Using the records below, count the lines with "retweets" in them. Give the number only.

(Stored items)
====================
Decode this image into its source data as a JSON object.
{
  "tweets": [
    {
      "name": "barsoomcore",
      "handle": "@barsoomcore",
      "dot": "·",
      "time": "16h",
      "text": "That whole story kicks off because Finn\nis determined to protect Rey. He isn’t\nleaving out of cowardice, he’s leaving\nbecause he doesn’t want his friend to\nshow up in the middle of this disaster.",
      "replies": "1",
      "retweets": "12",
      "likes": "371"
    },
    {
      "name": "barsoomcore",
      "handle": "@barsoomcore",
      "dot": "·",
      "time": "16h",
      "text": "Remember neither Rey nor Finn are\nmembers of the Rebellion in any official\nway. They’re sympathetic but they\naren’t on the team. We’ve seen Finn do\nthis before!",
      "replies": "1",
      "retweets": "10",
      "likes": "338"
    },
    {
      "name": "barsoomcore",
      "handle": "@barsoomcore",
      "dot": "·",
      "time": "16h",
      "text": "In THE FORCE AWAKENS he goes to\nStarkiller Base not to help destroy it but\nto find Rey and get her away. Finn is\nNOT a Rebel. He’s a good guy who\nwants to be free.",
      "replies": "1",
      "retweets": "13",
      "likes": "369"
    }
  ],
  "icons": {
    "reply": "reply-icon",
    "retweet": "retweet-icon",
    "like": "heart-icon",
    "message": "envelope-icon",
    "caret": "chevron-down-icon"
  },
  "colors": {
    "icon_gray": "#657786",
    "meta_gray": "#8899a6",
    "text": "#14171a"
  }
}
====================
#### Solution for this problem
3